* [Written instruction]: Print the entries below word for word; the pictures stay out of your copy.

Structured figure records
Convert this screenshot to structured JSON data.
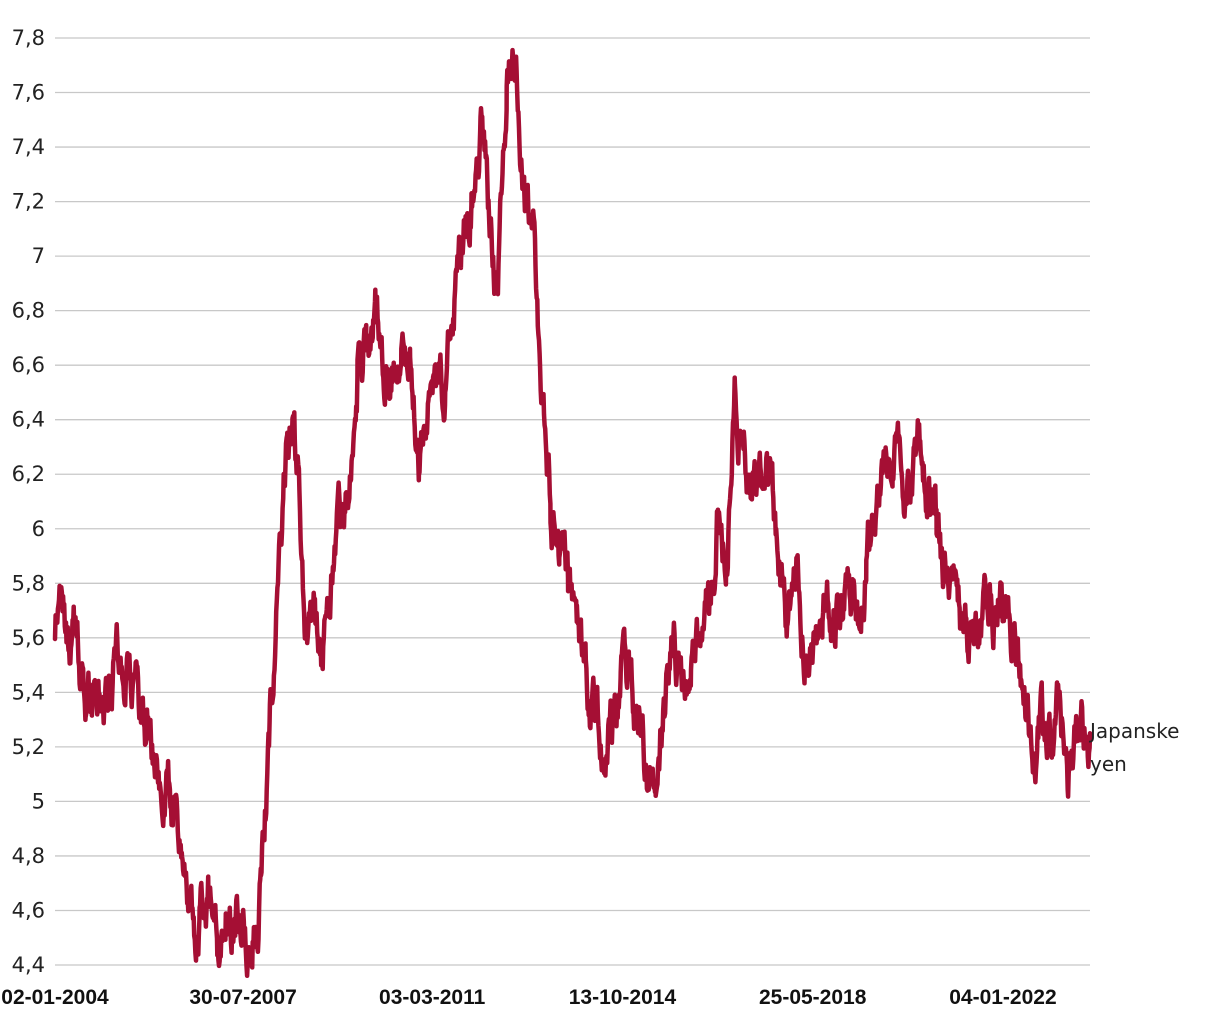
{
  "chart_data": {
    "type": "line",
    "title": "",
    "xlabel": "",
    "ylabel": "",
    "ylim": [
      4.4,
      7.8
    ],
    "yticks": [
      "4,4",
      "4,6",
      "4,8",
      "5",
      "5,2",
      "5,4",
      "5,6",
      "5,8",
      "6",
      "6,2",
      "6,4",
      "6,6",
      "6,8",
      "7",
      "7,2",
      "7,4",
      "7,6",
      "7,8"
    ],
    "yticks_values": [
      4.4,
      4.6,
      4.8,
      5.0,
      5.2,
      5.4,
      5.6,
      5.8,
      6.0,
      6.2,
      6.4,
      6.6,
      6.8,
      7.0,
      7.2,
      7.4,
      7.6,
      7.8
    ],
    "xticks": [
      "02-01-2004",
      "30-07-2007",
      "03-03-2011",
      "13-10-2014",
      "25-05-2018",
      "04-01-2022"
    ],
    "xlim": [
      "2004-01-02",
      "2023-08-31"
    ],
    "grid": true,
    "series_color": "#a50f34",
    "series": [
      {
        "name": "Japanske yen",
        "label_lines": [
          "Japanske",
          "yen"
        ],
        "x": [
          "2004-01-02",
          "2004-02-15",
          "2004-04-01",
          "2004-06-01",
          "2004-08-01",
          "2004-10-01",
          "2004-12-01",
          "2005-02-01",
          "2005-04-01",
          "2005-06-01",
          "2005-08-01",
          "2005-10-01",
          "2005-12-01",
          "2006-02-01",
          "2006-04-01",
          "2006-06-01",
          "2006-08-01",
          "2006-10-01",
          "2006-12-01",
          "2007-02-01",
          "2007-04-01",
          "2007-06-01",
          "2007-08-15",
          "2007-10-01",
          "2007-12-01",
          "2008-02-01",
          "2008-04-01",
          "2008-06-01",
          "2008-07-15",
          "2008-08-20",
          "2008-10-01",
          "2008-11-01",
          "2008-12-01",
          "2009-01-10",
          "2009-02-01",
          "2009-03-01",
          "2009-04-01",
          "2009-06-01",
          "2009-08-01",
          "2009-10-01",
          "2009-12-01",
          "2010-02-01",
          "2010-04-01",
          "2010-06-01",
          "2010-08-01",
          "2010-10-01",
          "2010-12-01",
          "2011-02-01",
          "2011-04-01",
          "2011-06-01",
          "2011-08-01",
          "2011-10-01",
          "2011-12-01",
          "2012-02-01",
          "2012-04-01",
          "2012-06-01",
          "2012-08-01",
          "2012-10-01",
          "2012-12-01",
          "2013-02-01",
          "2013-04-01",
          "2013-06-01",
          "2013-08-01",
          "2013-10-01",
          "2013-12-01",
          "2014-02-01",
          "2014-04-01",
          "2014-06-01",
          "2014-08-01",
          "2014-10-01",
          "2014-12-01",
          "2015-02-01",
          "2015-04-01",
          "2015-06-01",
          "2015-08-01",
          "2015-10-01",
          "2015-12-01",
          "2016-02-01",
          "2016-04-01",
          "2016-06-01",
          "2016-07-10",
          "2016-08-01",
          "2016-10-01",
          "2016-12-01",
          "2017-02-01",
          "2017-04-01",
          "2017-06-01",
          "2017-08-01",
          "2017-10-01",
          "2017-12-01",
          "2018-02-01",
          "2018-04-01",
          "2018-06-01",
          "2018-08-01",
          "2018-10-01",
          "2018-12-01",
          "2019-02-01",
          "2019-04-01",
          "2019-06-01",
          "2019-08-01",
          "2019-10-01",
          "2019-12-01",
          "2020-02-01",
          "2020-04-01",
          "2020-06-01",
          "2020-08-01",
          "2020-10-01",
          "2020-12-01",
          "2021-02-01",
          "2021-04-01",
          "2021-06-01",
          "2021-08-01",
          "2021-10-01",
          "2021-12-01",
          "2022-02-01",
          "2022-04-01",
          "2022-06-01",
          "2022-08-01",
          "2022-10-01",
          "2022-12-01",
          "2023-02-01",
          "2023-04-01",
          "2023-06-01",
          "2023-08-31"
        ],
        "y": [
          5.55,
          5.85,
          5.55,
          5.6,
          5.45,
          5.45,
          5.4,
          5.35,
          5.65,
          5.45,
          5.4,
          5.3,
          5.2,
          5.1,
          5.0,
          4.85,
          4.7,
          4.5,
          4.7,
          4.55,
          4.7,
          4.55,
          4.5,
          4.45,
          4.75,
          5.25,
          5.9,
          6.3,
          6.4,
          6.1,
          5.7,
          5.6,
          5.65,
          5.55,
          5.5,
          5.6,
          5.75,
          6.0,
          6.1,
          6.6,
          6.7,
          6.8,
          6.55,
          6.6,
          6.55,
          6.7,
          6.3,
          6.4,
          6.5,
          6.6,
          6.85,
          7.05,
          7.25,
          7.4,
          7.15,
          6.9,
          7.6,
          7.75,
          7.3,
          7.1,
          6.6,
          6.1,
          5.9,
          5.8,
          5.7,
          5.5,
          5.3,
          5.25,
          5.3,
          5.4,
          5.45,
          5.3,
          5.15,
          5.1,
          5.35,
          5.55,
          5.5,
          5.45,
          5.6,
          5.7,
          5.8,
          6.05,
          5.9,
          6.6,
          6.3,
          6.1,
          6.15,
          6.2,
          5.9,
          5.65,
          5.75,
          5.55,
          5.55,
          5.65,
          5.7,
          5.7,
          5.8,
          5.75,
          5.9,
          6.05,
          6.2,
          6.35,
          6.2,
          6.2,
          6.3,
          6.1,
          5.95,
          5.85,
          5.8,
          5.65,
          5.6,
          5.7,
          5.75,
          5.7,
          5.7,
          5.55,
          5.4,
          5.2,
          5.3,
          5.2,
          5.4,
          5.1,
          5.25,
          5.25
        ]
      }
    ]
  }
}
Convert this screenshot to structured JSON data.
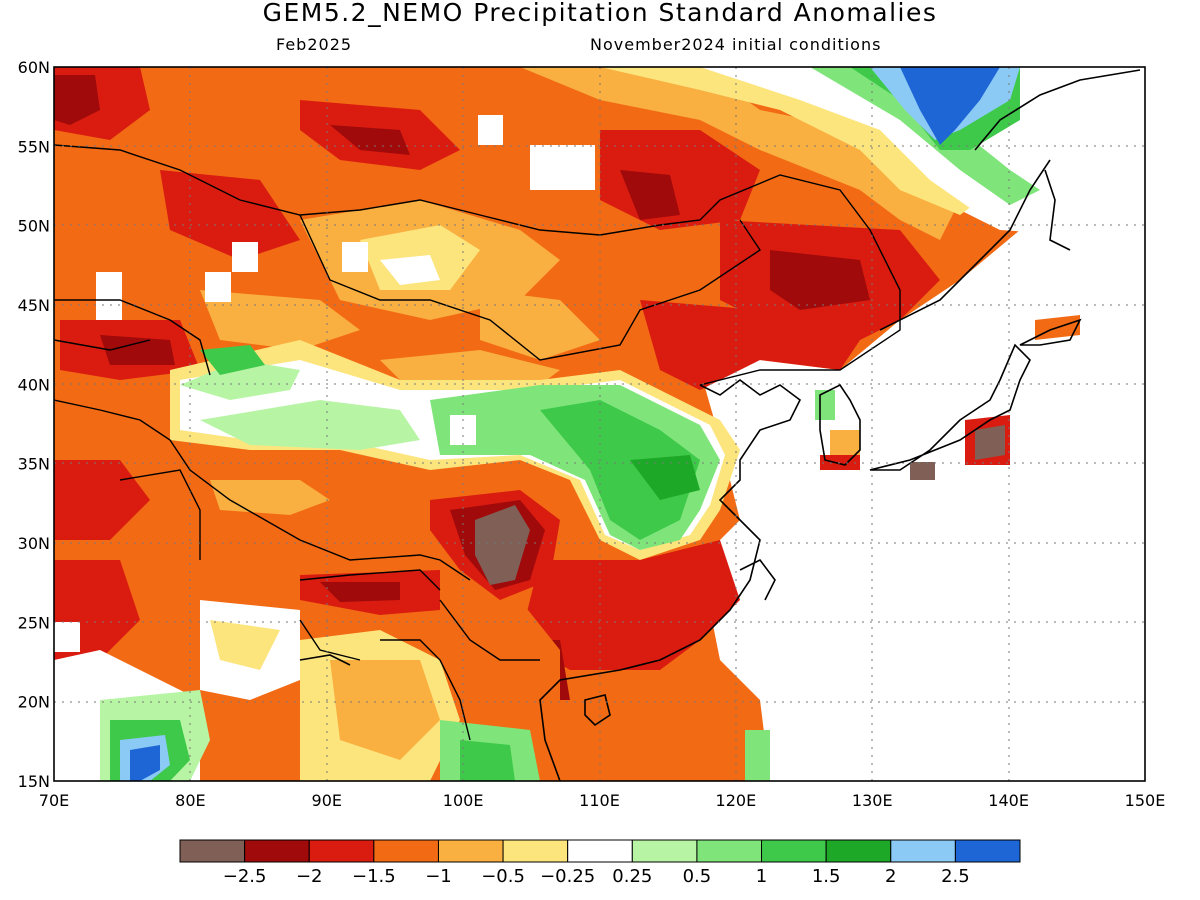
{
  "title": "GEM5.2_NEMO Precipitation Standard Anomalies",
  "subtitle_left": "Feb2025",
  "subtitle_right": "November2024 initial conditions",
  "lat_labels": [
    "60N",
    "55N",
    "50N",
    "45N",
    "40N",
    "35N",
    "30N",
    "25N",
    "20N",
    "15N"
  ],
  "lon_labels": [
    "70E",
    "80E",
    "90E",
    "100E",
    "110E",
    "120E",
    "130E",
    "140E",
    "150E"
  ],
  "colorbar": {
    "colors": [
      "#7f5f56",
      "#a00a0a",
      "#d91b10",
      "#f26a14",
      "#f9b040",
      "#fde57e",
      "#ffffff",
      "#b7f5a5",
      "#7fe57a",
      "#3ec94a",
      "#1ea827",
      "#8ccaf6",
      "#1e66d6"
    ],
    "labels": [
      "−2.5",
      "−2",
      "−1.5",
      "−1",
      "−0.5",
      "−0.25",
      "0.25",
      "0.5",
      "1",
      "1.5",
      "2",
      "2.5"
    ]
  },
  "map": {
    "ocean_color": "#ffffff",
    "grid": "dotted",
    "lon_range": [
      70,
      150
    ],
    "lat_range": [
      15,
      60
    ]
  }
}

* [Task response]:
Convert this screenshot to structured JSON data.
{
  "chart_data": {
    "type": "line",
    "title": "",
    "xlabel": "",
    "ylabel": "",
    "ylim": [
      4.4,
      7.8
    ],
    "yticks": [
      "4,4",
      "4,6",
      "4,8",
      "5",
      "5,2",
      "5,4",
      "5,6",
      "5,8",
      "6",
      "6,2",
      "6,4",
      "6,6",
      "6,8",
      "7",
      "7,2",
      "7,4",
      "7,6",
      "7,8"
    ],
    "yticks_values": [
      4.4,
      4.6,
      4.8,
      5.0,
      5.2,
      5.4,
      5.6,
      5.8,
      6.0,
      6.2,
      6.4,
      6.6,
      6.8,
      7.0,
      7.2,
      7.4,
      7.6,
      7.8
    ],
    "xticks": [
      "02-01-2004",
      "30-07-2007",
      "03-03-2011",
      "13-10-2014",
      "25-05-2018",
      "04-01-2022"
    ],
    "xlim": [
      "2004-01-02",
      "2023-08-31"
    ],
    "grid": true,
    "series_color": "#a50f34",
    "series": [
      {
        "name": "Japanske yen",
        "label_lines": [
          "Japanske",
          "yen"
        ],
        "x": [
          "2004-01-02",
          "2004-02-15",
          "2004-04-01",
          "2004-06-01",
          "2004-08-01",
          "2004-10-01",
          "2004-12-01",
          "2005-02-01",
          "2005-04-01",
          "2005-06-01",
          "2005-08-01",
          "2005-10-01",
          "2005-12-01",
          "2006-02-01",
          "2006-04-01",
          "2006-06-01",
          "2006-08-01",
          "2006-10-01",
          "2006-12-01",
          "2007-02-01",
          "2007-04-01",
          "2007-06-01",
          "2007-08-15",
          "2007-10-01",
          "2007-12-01",
          "2008-02-01",
          "2008-04-01",
          "2008-06-01",
          "2008-07-15",
          "2008-08-20",
          "2008-10-01",
          "2008-11-01",
          "2008-12-01",
          "2009-01-10",
          "2009-02-01",
          "2009-03-01",
          "2009-04-01",
          "2009-06-01",
          "2009-08-01",
          "2009-10-01",
          "2009-12-01",
          "2010-02-01",
          "2010-04-01",
          "2010-06-01",
          "2010-08-01",
          "2010-10-01",
          "2010-12-01",
          "2011-02-01",
          "2011-04-01",
          "2011-06-01",
          "2011-08-01",
          "2011-10-01",
          "2011-12-01",
          "2012-02-01",
          "2012-04-01",
          "2012-06-01",
          "2012-08-01",
          "2012-10-01",
          "2012-12-01",
          "2013-02-01",
          "2013-04-01",
          "2013-06-01",
          "2013-08-01",
          "2013-10-01",
          "2013-12-01",
          "2014-02-01",
          "2014-04-01",
          "2014-06-01",
          "2014-08-01",
          "2014-10-01",
          "2014-12-01",
          "2015-02-01",
          "2015-04-01",
          "2015-06-01",
          "2015-08-01",
          "2015-10-01",
          "2015-12-01",
          "2016-02-01",
          "2016-04-01",
          "2016-06-01",
          "2016-07-10",
          "2016-08-01",
          "2016-10-01",
          "2016-12-01",
          "2017-02-01",
          "2017-04-01",
          "2017-06-01",
          "2017-08-01",
          "2017-10-01",
          "2017-12-01",
          "2018-02-01",
          "2018-04-01",
          "2018-06-01",
          "2018-08-01",
          "2018-10-01",
          "2018-12-01",
          "2019-02-01",
          "2019-04-01",
          "2019-06-01",
          "2019-08-01",
          "2019-10-01",
          "2019-12-01",
          "2020-02-01",
          "2020-04-01",
          "2020-06-01",
          "2020-08-01",
          "2020-10-01",
          "2020-12-01",
          "2021-02-01",
          "2021-04-01",
          "2021-06-01",
          "2021-08-01",
          "2021-10-01",
          "2021-12-01",
          "2022-02-01",
          "2022-04-01",
          "2022-06-01",
          "2022-08-01",
          "2022-10-01",
          "2022-12-01",
          "2023-02-01",
          "2023-04-01",
          "2023-06-01",
          "2023-08-31"
        ],
        "y": [
          5.55,
          5.85,
          5.55,
          5.6,
          5.45,
          5.45,
          5.4,
          5.35,
          5.65,
          5.45,
          5.4,
          5.3,
          5.2,
          5.1,
          5.0,
          4.85,
          4.7,
          4.5,
          4.7,
          4.55,
          4.7,
          4.55,
          4.5,
          4.45,
          4.75,
          5.25,
          5.9,
          6.3,
          6.4,
          6.1,
          5.7,
          5.6,
          5.65,
          5.55,
          5.5,
          5.6,
          5.75,
          6.0,
          6.1,
          6.6,
          6.7,
          6.8,
          6.55,
          6.6,
          6.55,
          6.7,
          6.3,
          6.4,
          6.5,
          6.6,
          6.85,
          7.05,
          7.25,
          7.4,
          7.15,
          6.9,
          7.6,
          7.75,
          7.3,
          7.1,
          6.6,
          6.1,
          5.9,
          5.8,
          5.7,
          5.5,
          5.3,
          5.25,
          5.3,
          5.4,
          5.45,
          5.3,
          5.15,
          5.1,
          5.35,
          5.55,
          5.5,
          5.45,
          5.6,
          5.7,
          5.8,
          6.05,
          5.9,
          6.6,
          6.3,
          6.1,
          6.15,
          6.2,
          5.9,
          5.65,
          5.75,
          5.55,
          5.55,
          5.65,
          5.7,
          5.7,
          5.8,
          5.75,
          5.9,
          6.05,
          6.2,
          6.35,
          6.2,
          6.2,
          6.3,
          6.1,
          5.95,
          5.85,
          5.8,
          5.65,
          5.6,
          5.7,
          5.75,
          5.7,
          5.7,
          5.55,
          5.4,
          5.2,
          5.3,
          5.2,
          5.4,
          5.1,
          5.25,
          5.25
        ]
      }
    ]
  }
}
Convert this screenshot to structured JSON data.
{
  "title": "GEM5.2_NEMO Precipitation Standard Anomalies",
  "subtitle_left": "Feb2025",
  "subtitle_right": "November2024 initial conditions",
  "lat_labels": [
    "60N",
    "55N",
    "50N",
    "45N",
    "40N",
    "35N",
    "30N",
    "25N",
    "20N",
    "15N"
  ],
  "lon_labels": [
    "70E",
    "80E",
    "90E",
    "100E",
    "110E",
    "120E",
    "130E",
    "140E",
    "150E"
  ],
  "colorbar": {
    "colors": [
      "#7f5f56",
      "#a00a0a",
      "#d91b10",
      "#f26a14",
      "#f9b040",
      "#fde57e",
      "#ffffff",
      "#b7f5a5",
      "#7fe57a",
      "#3ec94a",
      "#1ea827",
      "#8ccaf6",
      "#1e66d6"
    ],
    "labels": [
      "−2.5",
      "−2",
      "−1.5",
      "−1",
      "−0.5",
      "−0.25",
      "0.25",
      "0.5",
      "1",
      "1.5",
      "2",
      "2.5"
    ]
  },
  "map": {
    "ocean_color": "#ffffff",
    "grid": "dotted",
    "lon_range": [
      70,
      150
    ],
    "lat_range": [
      15,
      60
    ]
  }
}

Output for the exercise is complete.